▸ SET EXERCISE
All records must be quoted exactly. Omit the pictures.

▸ RECORDS
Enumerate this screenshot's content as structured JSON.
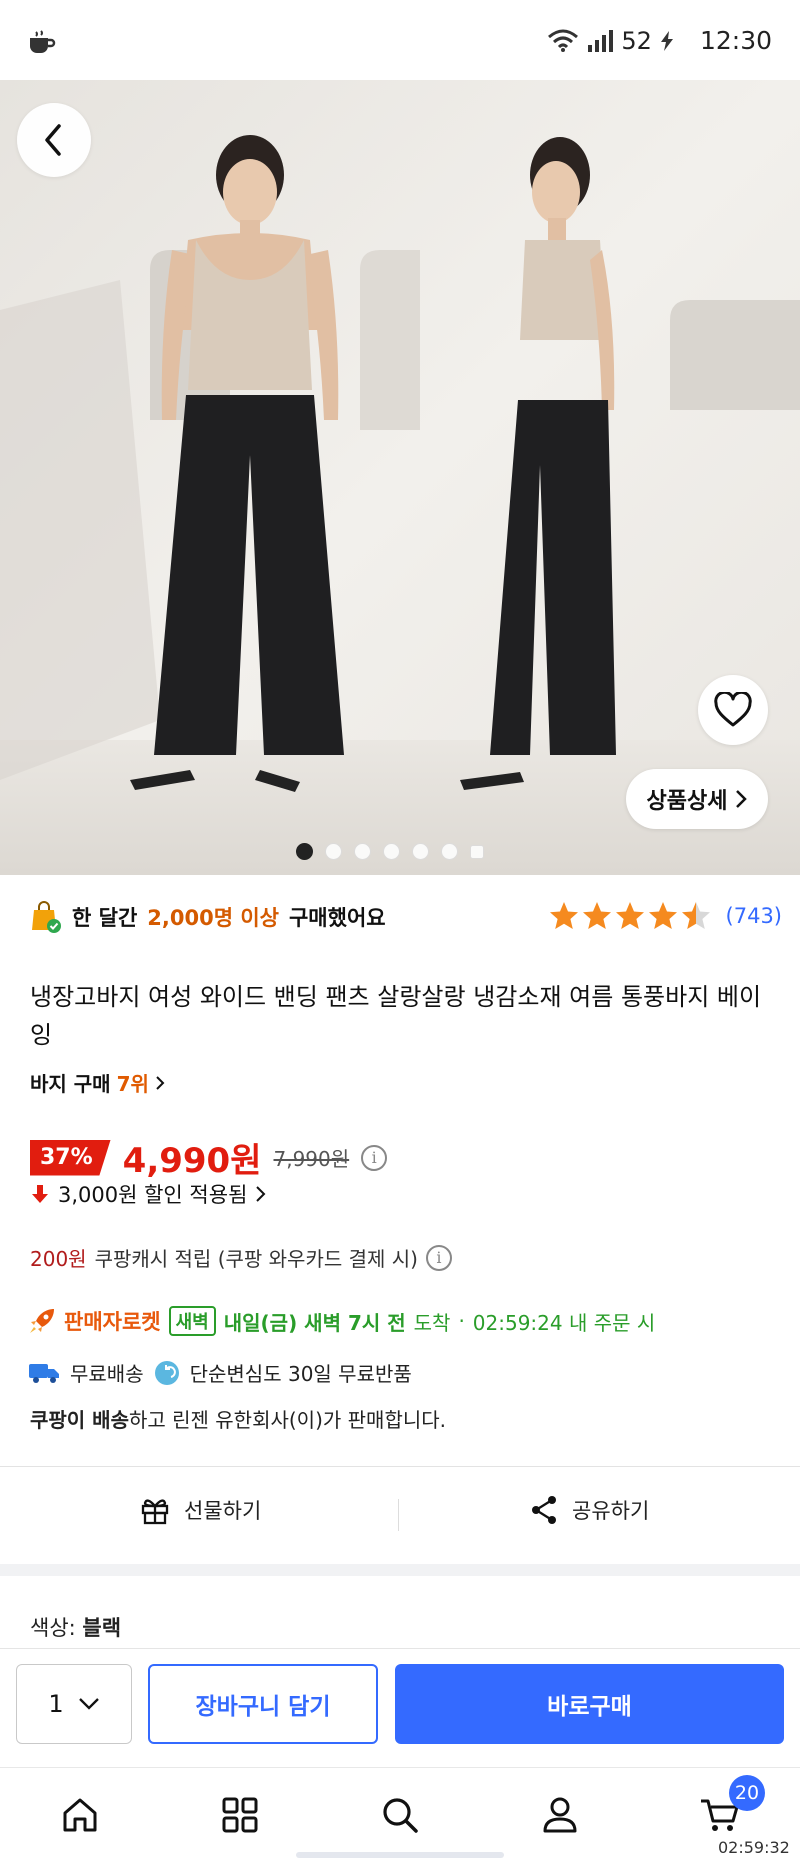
{
  "status_bar": {
    "battery": "52",
    "time": "12:30"
  },
  "product": {
    "purchase_note_prefix": "한 달간",
    "purchase_note_count": "2,000명 이상",
    "purchase_note_suffix": "구매했어요",
    "rating": 4.5,
    "review_count": "(743)",
    "title": "냉장고바지 여성 와이드 밴딩 팬츠 살랑살랑 냉감소재 여름 통풍바지 베이잉",
    "rank_label": "바지 구매",
    "rank_value": "7위",
    "discount_badge": "37%",
    "price": "4,990원",
    "original_price": "7,990원",
    "discount_text": "3,000원 할인 적용됨",
    "cash_amount": "200원",
    "cash_text": "쿠팡캐시 적립 (쿠팡 와우카드 결제 시)",
    "rocket_brand": "판매자로켓",
    "rocket_tag": "새벽",
    "delivery_day": "내일(금) 새벽 7시 전",
    "delivery_word": "도착",
    "delivery_deadline": "02:59:24 내 주문 시",
    "free_shipping": "무료배송",
    "free_return": "단순변심도 30일 무료반품",
    "seller_bold": "쿠팡이 배송",
    "seller_text": "하고 린젠 유한회사(이)가 판매합니다.",
    "color_label": "색상:",
    "color_value": "블랙"
  },
  "image": {
    "slide_count": 6,
    "active_slide": 1,
    "detail_label": "상품상세"
  },
  "actions": {
    "gift_label": "선물하기",
    "share_label": "공유하기"
  },
  "buy_bar": {
    "quantity": "1",
    "cart_label": "장바구니 담기",
    "buy_label": "바로구매"
  },
  "nav": {
    "cart_badge": "20",
    "clock": "02:59:32"
  },
  "colors": {
    "accent": "#346aff",
    "price_red": "#e11d0f",
    "delivery_green": "#2a9d2a",
    "rocket_orange": "#e8590c"
  }
}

▸ COMPLETE OUTPUT
Enumerate this screenshot's content as structured JSON.
{
  "status_bar": {
    "battery": "52",
    "time": "12:30"
  },
  "product": {
    "purchase_note_prefix": "한 달간",
    "purchase_note_count": "2,000명 이상",
    "purchase_note_suffix": "구매했어요",
    "rating": 4.5,
    "review_count": "(743)",
    "title": "냉장고바지 여성 와이드 밴딩 팬츠 살랑살랑 냉감소재 여름 통풍바지 베이잉",
    "rank_label": "바지 구매",
    "rank_value": "7위",
    "discount_badge": "37%",
    "price": "4,990원",
    "original_price": "7,990원",
    "discount_text": "3,000원 할인 적용됨",
    "cash_amount": "200원",
    "cash_text": "쿠팡캐시 적립 (쿠팡 와우카드 결제 시)",
    "rocket_brand": "판매자로켓",
    "rocket_tag": "새벽",
    "delivery_day": "내일(금) 새벽 7시 전",
    "delivery_word": "도착",
    "delivery_deadline": "02:59:24 내 주문 시",
    "free_shipping": "무료배송",
    "free_return": "단순변심도 30일 무료반품",
    "seller_bold": "쿠팡이 배송",
    "seller_text": "하고 린젠 유한회사(이)가 판매합니다.",
    "color_label": "색상:",
    "color_value": "블랙"
  },
  "image": {
    "slide_count": 6,
    "active_slide": 1,
    "detail_label": "상품상세"
  },
  "actions": {
    "gift_label": "선물하기",
    "share_label": "공유하기"
  },
  "buy_bar": {
    "quantity": "1",
    "cart_label": "장바구니 담기",
    "buy_label": "바로구매"
  },
  "nav": {
    "cart_badge": "20",
    "clock": "02:59:32"
  },
  "colors": {
    "accent": "#346aff",
    "price_red": "#e11d0f",
    "delivery_green": "#2a9d2a",
    "rocket_orange": "#e8590c"
  }
}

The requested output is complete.